Exercise aim - Filter the listing and keep only the lines with the word "Continue".

Rows from a dataset -
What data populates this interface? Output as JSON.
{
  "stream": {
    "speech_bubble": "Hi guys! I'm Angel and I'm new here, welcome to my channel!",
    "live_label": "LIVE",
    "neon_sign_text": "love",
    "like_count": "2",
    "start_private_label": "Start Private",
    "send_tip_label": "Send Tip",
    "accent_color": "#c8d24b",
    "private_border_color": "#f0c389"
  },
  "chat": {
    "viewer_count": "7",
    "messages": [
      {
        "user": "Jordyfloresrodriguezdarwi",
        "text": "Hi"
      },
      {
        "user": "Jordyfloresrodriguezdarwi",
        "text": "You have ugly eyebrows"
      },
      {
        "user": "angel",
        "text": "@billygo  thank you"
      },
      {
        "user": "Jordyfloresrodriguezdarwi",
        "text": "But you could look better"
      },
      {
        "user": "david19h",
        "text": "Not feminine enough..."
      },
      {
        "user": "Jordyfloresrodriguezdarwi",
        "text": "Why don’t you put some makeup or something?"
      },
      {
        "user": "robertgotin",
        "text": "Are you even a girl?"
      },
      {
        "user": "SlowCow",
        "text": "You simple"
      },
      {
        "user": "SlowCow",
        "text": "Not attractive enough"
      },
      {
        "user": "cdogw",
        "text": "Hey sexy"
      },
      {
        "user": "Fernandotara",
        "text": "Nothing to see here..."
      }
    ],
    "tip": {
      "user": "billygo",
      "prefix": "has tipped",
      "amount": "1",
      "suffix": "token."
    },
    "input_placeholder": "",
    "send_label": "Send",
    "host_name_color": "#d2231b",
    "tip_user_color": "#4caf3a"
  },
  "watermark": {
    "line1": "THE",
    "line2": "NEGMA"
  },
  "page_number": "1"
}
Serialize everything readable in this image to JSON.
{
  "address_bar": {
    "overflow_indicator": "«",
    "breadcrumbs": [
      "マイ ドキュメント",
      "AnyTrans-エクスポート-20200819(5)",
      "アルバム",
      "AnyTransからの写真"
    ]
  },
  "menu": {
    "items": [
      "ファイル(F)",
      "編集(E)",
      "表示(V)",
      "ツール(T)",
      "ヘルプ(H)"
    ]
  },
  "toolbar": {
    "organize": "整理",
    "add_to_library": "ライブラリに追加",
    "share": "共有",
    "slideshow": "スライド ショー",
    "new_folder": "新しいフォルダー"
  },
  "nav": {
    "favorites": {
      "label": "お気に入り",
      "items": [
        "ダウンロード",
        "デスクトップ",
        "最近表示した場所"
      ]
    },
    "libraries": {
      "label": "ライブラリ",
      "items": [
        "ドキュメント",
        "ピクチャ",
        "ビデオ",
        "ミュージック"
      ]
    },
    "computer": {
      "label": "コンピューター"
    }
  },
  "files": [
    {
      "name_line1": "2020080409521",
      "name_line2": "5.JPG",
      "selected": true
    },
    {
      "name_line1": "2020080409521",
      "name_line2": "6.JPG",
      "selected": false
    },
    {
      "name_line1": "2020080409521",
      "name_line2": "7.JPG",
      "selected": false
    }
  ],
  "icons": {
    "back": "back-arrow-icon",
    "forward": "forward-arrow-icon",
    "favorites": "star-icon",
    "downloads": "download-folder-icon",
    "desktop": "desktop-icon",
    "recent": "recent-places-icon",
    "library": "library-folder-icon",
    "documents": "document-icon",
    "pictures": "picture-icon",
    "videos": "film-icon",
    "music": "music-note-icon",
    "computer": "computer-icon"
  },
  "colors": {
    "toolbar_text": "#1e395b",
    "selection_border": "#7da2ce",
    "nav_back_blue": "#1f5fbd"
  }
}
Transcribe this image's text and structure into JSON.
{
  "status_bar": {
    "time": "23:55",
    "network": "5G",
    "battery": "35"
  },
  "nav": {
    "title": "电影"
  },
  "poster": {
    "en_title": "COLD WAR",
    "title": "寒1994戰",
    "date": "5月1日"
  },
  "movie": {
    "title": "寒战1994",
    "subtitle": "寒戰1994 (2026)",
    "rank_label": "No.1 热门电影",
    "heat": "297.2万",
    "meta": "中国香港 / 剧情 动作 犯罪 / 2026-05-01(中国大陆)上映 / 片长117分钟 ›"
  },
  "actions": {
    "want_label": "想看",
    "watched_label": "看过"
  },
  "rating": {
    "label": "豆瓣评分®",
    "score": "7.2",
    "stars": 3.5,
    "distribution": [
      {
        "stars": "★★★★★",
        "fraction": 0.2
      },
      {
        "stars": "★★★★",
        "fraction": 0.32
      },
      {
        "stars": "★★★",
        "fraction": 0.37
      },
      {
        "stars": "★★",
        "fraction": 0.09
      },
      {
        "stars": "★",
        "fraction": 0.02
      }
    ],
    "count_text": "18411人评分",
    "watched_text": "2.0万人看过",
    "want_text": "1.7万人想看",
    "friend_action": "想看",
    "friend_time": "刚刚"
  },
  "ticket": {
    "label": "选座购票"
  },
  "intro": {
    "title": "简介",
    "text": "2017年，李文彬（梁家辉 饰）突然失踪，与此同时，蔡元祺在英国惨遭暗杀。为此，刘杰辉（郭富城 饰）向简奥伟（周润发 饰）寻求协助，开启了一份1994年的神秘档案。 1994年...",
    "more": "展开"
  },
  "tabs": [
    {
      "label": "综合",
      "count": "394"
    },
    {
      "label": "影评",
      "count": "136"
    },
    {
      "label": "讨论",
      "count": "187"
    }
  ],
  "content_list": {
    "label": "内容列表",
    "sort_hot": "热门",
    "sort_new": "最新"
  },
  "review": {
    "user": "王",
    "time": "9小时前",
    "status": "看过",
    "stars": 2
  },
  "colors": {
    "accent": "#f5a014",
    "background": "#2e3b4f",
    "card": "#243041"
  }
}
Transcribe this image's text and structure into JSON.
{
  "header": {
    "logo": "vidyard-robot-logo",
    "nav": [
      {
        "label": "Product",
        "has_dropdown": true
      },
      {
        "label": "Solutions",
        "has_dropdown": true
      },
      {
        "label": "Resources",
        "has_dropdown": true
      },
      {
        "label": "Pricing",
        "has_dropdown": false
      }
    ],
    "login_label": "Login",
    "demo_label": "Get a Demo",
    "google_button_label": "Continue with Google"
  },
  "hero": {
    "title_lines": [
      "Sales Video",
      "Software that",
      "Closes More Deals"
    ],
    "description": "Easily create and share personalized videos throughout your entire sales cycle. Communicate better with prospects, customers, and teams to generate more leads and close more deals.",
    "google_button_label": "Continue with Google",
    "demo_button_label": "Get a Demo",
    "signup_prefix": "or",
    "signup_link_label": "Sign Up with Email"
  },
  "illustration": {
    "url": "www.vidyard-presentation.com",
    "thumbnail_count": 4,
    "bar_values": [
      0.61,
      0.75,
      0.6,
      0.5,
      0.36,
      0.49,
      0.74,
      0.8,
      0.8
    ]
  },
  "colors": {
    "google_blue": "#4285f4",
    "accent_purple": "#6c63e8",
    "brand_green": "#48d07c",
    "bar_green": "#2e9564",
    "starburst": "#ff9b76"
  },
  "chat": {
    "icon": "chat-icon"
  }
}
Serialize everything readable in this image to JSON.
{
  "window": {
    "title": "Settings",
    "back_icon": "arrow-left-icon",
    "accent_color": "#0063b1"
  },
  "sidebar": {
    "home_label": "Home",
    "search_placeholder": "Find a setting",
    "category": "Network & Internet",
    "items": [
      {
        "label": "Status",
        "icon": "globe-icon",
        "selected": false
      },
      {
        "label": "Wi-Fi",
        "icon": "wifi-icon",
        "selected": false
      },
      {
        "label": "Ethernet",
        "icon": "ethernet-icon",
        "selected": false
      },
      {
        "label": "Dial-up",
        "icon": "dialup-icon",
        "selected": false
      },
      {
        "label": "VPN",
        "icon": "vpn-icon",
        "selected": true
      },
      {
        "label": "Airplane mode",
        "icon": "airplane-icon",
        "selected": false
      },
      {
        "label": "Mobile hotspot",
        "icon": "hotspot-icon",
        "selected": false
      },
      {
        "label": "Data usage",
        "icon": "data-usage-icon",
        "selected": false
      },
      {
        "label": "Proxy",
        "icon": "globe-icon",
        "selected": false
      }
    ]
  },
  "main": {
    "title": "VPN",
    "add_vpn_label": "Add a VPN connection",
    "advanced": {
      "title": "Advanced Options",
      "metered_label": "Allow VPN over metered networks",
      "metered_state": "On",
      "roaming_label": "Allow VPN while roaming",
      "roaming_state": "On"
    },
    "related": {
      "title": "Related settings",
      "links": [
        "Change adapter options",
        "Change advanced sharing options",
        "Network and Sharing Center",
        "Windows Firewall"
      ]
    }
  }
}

Task solution -
    "google_button_label": "Continue with Google"
    "google_button_label": "Continue with Google",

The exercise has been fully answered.